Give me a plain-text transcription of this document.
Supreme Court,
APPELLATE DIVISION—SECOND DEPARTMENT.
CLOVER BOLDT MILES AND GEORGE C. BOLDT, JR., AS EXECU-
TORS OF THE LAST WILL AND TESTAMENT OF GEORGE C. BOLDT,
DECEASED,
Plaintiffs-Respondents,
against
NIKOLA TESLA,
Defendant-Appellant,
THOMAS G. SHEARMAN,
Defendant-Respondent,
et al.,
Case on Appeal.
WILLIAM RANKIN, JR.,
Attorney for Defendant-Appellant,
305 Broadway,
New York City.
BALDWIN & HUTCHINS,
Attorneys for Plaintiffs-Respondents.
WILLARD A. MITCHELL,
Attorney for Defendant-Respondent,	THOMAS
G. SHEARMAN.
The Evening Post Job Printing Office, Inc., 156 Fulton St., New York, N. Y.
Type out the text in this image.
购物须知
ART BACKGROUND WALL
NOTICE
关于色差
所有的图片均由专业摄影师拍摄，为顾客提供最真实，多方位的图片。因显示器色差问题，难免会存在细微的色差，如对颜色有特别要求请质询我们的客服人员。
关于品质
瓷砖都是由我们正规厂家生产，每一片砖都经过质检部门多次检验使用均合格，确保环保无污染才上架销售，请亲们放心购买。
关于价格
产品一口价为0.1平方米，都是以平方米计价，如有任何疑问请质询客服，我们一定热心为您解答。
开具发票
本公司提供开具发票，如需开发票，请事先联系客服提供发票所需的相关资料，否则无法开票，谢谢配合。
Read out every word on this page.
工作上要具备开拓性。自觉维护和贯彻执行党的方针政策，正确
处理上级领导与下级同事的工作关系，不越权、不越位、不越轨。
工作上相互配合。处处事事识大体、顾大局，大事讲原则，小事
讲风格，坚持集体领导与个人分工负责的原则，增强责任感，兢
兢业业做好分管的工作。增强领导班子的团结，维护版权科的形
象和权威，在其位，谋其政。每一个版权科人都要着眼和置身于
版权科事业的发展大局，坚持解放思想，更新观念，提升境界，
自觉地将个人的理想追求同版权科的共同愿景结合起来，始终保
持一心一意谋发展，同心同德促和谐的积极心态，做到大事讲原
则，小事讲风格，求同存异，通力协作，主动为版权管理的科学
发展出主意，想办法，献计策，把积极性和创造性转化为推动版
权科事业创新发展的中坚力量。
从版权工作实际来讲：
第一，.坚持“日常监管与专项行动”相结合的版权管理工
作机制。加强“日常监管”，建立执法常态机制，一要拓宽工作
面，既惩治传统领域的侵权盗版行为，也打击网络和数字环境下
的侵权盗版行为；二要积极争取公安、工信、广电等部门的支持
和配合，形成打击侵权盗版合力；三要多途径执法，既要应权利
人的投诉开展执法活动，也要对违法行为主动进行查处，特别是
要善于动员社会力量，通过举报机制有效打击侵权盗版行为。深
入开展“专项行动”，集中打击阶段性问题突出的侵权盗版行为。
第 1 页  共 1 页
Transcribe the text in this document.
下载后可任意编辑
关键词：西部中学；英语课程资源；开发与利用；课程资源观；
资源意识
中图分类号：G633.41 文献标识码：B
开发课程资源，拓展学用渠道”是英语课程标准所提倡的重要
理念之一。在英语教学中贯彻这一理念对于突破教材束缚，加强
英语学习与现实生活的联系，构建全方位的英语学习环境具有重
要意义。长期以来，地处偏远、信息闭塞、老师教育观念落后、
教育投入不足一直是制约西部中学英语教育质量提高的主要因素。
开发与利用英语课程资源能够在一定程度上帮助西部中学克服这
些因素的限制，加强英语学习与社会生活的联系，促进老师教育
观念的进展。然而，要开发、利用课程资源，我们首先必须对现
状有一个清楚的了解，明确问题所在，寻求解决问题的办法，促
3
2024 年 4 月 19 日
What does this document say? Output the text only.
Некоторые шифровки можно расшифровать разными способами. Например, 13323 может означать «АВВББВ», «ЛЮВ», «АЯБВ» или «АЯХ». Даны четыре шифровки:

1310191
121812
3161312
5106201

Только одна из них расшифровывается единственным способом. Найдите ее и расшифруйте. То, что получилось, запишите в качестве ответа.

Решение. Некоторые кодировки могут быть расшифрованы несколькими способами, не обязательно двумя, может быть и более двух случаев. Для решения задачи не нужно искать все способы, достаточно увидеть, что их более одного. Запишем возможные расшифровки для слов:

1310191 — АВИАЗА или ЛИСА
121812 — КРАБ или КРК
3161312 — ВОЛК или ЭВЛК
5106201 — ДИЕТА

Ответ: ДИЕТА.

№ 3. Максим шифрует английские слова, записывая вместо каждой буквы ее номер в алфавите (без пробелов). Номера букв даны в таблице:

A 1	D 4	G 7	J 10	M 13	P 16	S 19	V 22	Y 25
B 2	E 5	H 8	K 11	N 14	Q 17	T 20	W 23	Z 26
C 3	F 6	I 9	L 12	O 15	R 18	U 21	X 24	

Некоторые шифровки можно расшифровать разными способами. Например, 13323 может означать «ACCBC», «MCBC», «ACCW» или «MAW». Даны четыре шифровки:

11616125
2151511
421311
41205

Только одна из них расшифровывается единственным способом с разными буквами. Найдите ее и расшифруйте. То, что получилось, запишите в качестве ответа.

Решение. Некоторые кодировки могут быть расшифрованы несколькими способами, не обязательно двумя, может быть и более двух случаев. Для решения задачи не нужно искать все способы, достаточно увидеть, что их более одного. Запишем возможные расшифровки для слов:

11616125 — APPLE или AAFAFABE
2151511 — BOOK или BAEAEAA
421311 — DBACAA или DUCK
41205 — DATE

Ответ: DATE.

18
####
» Instructions for the task: Reproduce the material above, every line of it, exactly.

» Response for this exercise:
Give me a plain-text transcription of this document.
Supreme Court,
APPELLATE DIVISION—SECOND DEPARTMENT.
CLOVER BOLDT MILES AND GEORGE C. BOLDT, JR., AS EXECU-
TORS OF THE LAST WILL AND TESTAMENT OF GEORGE C. BOLDT,
DECEASED,
Plaintiffs-Respondents,
against
NIKOLA TESLA,
Defendant-Appellant,
THOMAS G. SHEARMAN,
Defendant-Respondent,
et al.,
Case on Appeal.
WILLIAM RANKIN, JR.,
Attorney for Defendant-Appellant,
305 Broadway,
New York City.
BALDWIN & HUTCHINS,
Attorneys for Plaintiffs-Respondents.
WILLARD A. MITCHELL,
Attorney for Defendant-Respondent,	THOMAS
G. SHEARMAN.
The Evening Post Job Printing Office, Inc., 156 Fulton St., New York, N. Y.
Type out the text in this image.
购物须知
ART BACKGROUND WALL
NOTICE
关于色差
所有的图片均由专业摄影师拍摄，为顾客提供最真实，多方位的图片。因显示器色差问题，难免会存在细微的色差，如对颜色有特别要求请质询我们的客服人员。
关于品质
瓷砖都是由我们正规厂家生产，每一片砖都经过质检部门多次检验使用均合格，确保环保无污染才上架销售，请亲们放心购买。
关于价格
产品一口价为0.1平方米，都是以平方米计价，如有任何疑问请质询客服，我们一定热心为您解答。
开具发票
本公司提供开具发票，如需开发票，请事先联系客服提供发票所需的相关资料，否则无法开票，谢谢配合。
Read out every word on this page.
工作上要具备开拓性。自觉维护和贯彻执行党的方针政策，正确
处理上级领导与下级同事的工作关系，不越权、不越位、不越轨。
工作上相互配合。处处事事识大体、顾大局，大事讲原则，小事
讲风格，坚持集体领导与个人分工负责的原则，增强责任感，兢
兢业业做好分管的工作。增强领导班子的团结，维护版权科的形
象和权威，在其位，谋其政。每一个版权科人都要着眼和置身于
版权科事业的发展大局，坚持解放思想，更新观念，提升境界，
自觉地将个人的理想追求同版权科的共同愿景结合起来，始终保
持一心一意谋发展，同心同德促和谐的积极心态，做到大事讲原
则，小事讲风格，求同存异，通力协作，主动为版权管理的科学
发展出主意，想办法，献计策，把积极性和创造性转化为推动版
权科事业创新发展的中坚力量。
从版权工作实际来讲：
第一，.坚持“日常监管与专项行动”相结合的版权管理工
作机制。加强“日常监管”，建立执法常态机制，一要拓宽工作
面，既惩治传统领域的侵权盗版行为，也打击网络和数字环境下
的侵权盗版行为；二要积极争取公安、工信、广电等部门的支持
和配合，形成打击侵权盗版合力；三要多途径执法，既要应权利
人的投诉开展执法活动，也要对违法行为主动进行查处，特别是
要善于动员社会力量，通过举报机制有效打击侵权盗版行为。深
入开展“专项行动”，集中打击阶段性问题突出的侵权盗版行为。
第 1 页  共 1 页
Transcribe the text in this document.
下载后可任意编辑
关键词：西部中学；英语课程资源；开发与利用；课程资源观；
资源意识
中图分类号：G633.41 文献标识码：B
开发课程资源，拓展学用渠道”是英语课程标准所提倡的重要
理念之一。在英语教学中贯彻这一理念对于突破教材束缚，加强
英语学习与现实生活的联系，构建全方位的英语学习环境具有重
要意义。长期以来，地处偏远、信息闭塞、老师教育观念落后、
教育投入不足一直是制约西部中学英语教育质量提高的主要因素。
开发与利用英语课程资源能够在一定程度上帮助西部中学克服这
些因素的限制，加强英语学习与社会生活的联系，促进老师教育
观念的进展。然而，要开发、利用课程资源，我们首先必须对现
状有一个清楚的了解，明确问题所在，寻求解决问题的办法，促
3
2024 年 4 月 19 日
What does this document say? Output the text only.
Некоторые шифровки можно расшифровать разными способами. Например, 13323 может означать «АВВББВ», «ЛЮВ», «АЯБВ» или «АЯХ». Даны четыре шифровки:

1310191
121812
3161312
5106201

Только одна из них расшифровывается единственным способом. Найдите ее и расшифруйте. То, что получилось, запишите в качестве ответа.

Решение. Некоторые кодировки могут быть расшифрованы несколькими способами, не обязательно двумя, может быть и более двух случаев. Для решения задачи не нужно искать все способы, достаточно увидеть, что их более одного. Запишем возможные расшифровки для слов:

1310191 — АВИАЗА или ЛИСА
121812 — КРАБ или КРК
3161312 — ВОЛК или ЭВЛК
5106201 — ДИЕТА

Ответ: ДИЕТА.

№ 3. Максим шифрует английские слова, записывая вместо каждой буквы ее номер в алфавите (без пробелов). Номера букв даны в таблице:

A 1	D 4	G 7	J 10	M 13	P 16	S 19	V 22	Y 25
B 2	E 5	H 8	K 11	N 14	Q 17	T 20	W 23	Z 26
C 3	F 6	I 9	L 12	O 15	R 18	U 21	X 24	

Некоторые шифровки можно расшифровать разными способами. Например, 13323 может означать «ACCBC», «MCBC», «ACCW» или «MAW». Даны четыре шифровки:

11616125
2151511
421311
41205

Только одна из них расшифровывается единственным способом с разными буквами. Найдите ее и расшифруйте. То, что получилось, запишите в качестве ответа.

Решение. Некоторые кодировки могут быть расшифрованы несколькими способами, не обязательно двумя, может быть и более двух случаев. Для решения задачи не нужно искать все способы, достаточно увидеть, что их более одного. Запишем возможные расшифровки для слов:

11616125 — APPLE или AAFAFABE
2151511 — BOOK или BAEAEAA
421311 — DBACAA или DUCK
41205 — DATE

Ответ: DATE.

18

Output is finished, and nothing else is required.